------ THE DATA

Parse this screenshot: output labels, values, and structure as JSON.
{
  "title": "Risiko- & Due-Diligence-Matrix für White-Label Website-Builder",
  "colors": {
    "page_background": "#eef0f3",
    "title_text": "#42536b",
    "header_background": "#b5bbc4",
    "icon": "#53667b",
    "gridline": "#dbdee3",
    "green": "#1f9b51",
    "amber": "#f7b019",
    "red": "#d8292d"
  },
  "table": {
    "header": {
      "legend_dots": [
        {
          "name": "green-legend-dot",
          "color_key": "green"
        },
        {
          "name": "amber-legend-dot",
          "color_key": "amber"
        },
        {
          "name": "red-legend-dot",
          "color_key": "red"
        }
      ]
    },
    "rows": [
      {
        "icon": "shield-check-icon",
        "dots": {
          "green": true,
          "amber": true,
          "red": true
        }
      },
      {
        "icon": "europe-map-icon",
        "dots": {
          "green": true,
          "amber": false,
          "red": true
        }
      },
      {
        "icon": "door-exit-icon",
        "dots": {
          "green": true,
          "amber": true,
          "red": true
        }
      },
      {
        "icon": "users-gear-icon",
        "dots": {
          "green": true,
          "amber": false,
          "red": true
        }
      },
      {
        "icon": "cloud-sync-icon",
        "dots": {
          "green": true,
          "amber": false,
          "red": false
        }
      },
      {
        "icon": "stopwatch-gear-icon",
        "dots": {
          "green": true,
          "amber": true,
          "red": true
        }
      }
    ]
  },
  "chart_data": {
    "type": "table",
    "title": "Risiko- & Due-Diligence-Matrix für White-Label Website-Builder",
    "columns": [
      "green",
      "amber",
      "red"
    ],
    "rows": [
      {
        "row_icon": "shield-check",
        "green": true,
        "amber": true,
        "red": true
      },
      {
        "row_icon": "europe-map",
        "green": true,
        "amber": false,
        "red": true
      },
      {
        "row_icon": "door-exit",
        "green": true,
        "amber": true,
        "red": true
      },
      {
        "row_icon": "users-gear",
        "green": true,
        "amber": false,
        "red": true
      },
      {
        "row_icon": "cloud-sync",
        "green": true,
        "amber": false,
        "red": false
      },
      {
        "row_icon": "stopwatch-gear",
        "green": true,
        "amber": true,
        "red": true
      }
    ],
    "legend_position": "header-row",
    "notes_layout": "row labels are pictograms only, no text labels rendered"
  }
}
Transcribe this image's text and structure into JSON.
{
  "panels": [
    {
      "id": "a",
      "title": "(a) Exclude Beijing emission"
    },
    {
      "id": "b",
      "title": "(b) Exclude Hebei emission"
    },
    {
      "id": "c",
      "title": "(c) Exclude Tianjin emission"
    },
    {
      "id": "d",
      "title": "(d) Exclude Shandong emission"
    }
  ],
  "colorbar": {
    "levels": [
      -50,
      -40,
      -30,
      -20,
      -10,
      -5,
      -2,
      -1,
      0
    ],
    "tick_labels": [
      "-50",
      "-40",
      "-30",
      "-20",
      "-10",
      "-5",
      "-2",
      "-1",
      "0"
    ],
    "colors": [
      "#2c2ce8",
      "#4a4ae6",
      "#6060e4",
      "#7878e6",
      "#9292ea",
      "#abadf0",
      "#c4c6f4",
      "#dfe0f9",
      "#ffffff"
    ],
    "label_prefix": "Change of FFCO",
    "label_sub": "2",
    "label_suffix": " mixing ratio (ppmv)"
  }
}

------------
------ THE DATA

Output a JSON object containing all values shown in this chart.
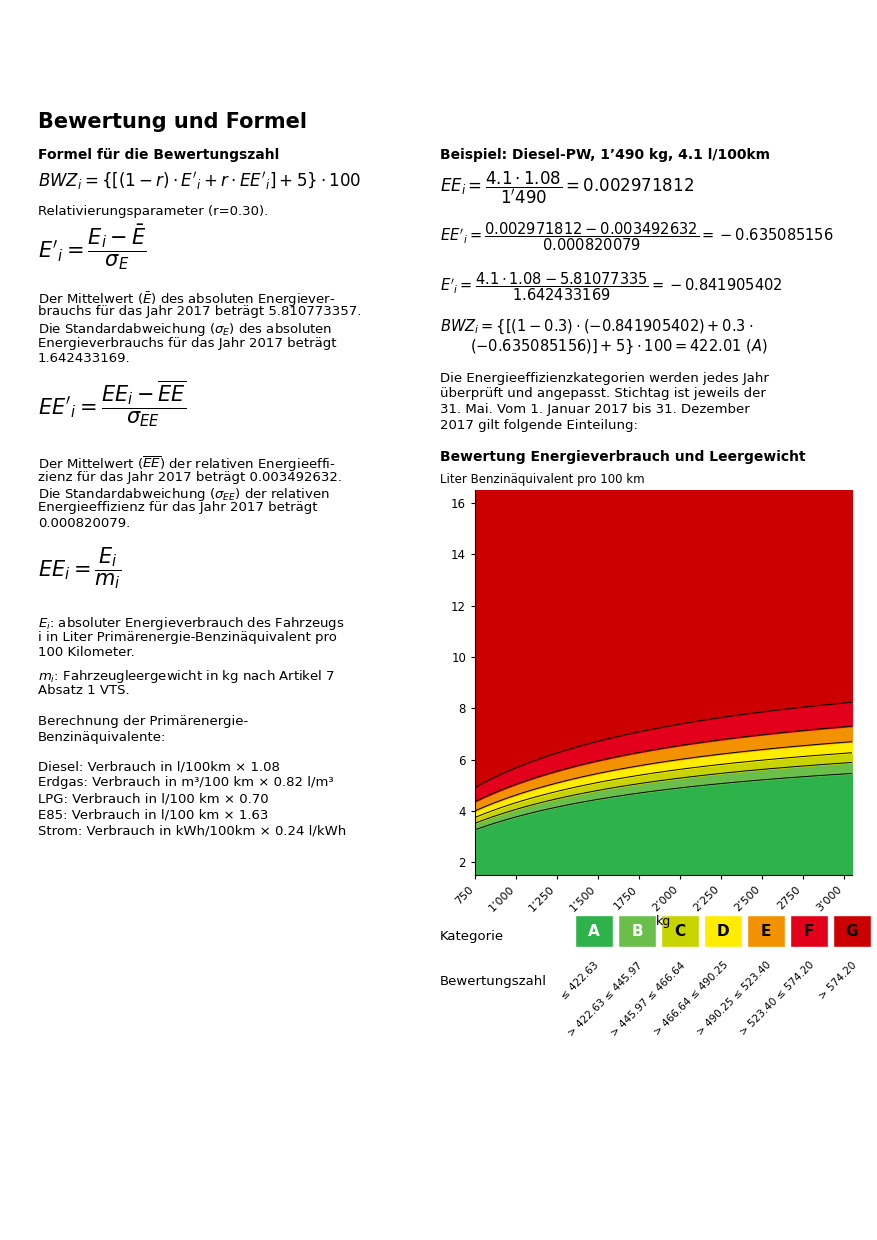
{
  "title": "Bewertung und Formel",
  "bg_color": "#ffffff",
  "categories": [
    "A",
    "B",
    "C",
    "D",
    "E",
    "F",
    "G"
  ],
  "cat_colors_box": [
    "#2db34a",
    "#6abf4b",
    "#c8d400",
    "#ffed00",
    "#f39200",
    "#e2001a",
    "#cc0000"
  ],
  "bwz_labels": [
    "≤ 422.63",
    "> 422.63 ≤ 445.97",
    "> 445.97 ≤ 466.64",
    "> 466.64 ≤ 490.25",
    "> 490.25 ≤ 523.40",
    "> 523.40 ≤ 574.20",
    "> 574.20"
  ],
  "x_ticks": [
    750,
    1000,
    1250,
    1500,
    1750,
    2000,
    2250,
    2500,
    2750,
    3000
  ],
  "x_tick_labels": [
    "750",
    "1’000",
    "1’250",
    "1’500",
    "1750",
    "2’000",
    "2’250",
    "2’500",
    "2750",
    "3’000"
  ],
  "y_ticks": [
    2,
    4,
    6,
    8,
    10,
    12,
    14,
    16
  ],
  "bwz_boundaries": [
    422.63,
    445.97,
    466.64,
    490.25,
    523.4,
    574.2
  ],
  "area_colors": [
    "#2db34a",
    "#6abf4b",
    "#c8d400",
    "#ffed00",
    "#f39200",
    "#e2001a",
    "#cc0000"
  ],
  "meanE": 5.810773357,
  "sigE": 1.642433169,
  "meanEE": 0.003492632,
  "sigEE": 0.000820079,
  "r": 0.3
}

------------
------ THE DATA

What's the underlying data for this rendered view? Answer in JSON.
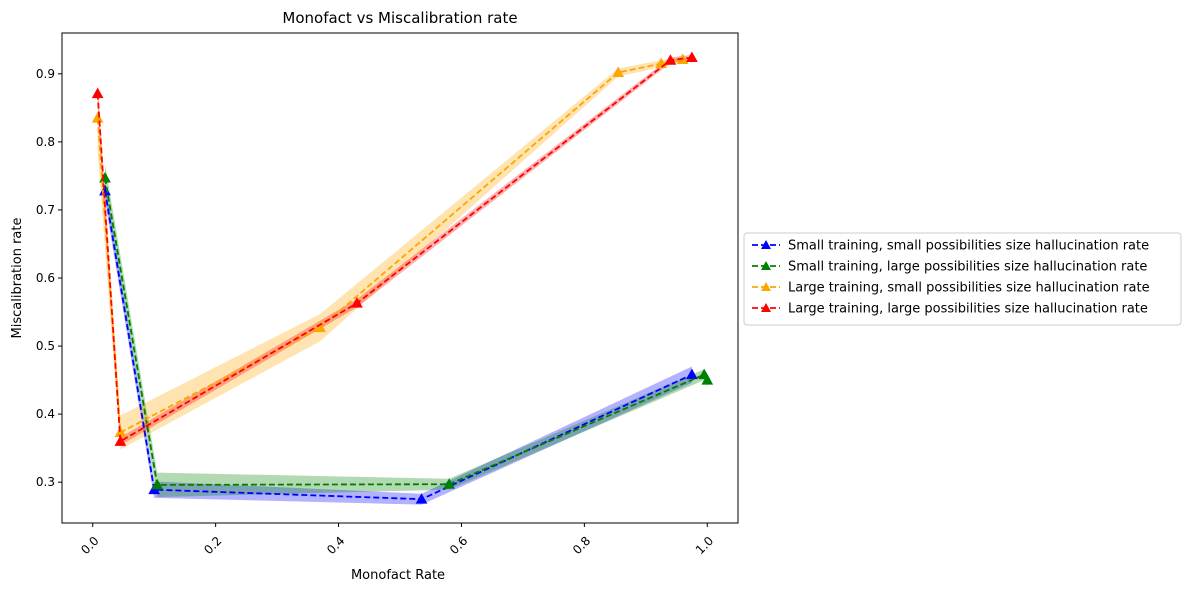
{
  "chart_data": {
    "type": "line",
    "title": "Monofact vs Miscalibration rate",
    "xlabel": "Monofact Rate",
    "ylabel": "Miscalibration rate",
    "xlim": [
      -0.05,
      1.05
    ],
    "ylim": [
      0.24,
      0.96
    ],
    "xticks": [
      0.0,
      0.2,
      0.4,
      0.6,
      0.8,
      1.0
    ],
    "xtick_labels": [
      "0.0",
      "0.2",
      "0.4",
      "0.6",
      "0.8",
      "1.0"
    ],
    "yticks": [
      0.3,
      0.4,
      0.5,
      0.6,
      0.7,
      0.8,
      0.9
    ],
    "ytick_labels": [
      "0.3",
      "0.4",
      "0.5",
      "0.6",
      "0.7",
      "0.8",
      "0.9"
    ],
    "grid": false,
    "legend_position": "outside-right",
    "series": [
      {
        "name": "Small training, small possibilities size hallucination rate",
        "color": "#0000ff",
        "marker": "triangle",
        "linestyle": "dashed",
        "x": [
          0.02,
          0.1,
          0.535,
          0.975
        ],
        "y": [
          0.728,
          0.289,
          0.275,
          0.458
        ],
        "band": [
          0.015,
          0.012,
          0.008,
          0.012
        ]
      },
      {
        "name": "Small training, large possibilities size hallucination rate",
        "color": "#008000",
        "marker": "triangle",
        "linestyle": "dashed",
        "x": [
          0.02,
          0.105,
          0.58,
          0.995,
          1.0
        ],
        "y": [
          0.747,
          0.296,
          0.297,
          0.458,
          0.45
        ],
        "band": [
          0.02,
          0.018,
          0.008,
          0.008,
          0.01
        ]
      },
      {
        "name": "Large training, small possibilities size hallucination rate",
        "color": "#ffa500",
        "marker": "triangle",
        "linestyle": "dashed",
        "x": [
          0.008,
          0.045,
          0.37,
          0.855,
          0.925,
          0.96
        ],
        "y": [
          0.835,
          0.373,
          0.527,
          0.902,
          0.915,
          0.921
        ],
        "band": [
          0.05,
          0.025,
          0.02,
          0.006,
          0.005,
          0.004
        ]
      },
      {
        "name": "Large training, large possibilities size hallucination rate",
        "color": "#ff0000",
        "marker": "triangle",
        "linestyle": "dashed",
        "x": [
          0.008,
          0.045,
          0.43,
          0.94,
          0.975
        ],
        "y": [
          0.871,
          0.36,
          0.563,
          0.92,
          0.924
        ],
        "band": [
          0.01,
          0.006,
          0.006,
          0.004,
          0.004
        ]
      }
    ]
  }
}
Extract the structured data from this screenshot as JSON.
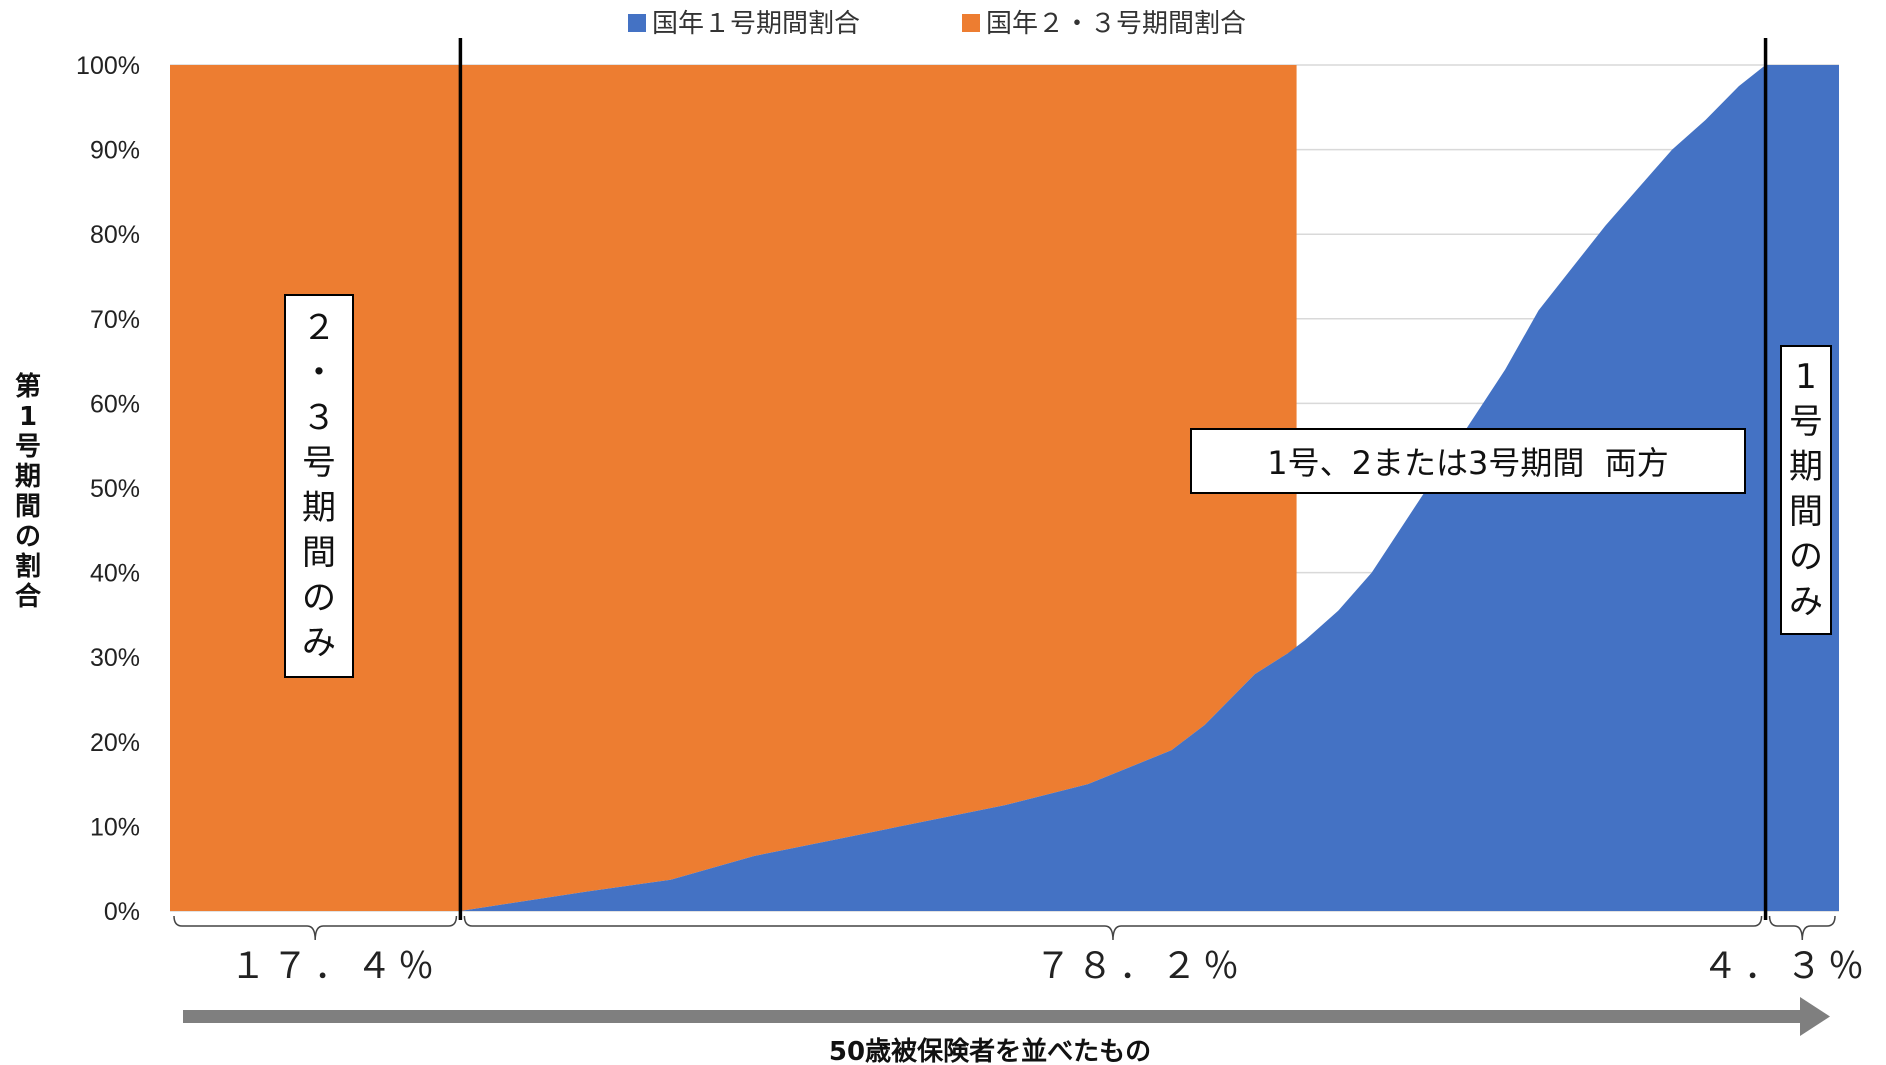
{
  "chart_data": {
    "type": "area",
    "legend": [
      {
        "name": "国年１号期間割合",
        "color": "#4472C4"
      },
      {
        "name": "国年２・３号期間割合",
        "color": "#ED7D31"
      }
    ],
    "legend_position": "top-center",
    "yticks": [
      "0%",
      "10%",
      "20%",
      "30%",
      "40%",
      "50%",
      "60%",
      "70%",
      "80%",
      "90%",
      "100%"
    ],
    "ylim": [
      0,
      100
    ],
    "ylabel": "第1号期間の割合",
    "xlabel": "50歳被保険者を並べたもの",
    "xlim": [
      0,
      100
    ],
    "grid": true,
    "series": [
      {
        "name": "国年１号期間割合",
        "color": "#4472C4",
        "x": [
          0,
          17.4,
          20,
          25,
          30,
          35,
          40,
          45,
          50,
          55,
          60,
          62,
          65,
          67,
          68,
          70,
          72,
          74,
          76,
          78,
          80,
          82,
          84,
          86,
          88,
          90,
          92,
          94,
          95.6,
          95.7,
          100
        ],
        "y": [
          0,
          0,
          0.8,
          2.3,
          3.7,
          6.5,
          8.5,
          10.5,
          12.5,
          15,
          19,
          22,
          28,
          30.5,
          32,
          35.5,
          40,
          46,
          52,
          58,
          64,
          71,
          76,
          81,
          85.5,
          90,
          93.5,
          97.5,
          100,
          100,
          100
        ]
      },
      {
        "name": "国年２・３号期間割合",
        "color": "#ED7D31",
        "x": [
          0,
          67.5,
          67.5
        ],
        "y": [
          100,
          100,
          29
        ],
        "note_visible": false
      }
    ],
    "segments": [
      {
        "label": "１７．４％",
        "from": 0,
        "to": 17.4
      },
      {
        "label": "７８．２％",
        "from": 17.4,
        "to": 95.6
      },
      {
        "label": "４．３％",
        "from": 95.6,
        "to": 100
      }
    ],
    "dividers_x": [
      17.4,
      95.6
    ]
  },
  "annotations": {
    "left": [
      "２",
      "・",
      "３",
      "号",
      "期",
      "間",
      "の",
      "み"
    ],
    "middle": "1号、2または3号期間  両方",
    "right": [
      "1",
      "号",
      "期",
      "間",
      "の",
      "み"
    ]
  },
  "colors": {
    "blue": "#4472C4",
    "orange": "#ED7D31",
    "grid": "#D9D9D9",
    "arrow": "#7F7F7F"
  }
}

------------

Gather each line from the entries above that includes the word "check".

        "icon": "shield-check-icon",
        "row_icon": "shield-check",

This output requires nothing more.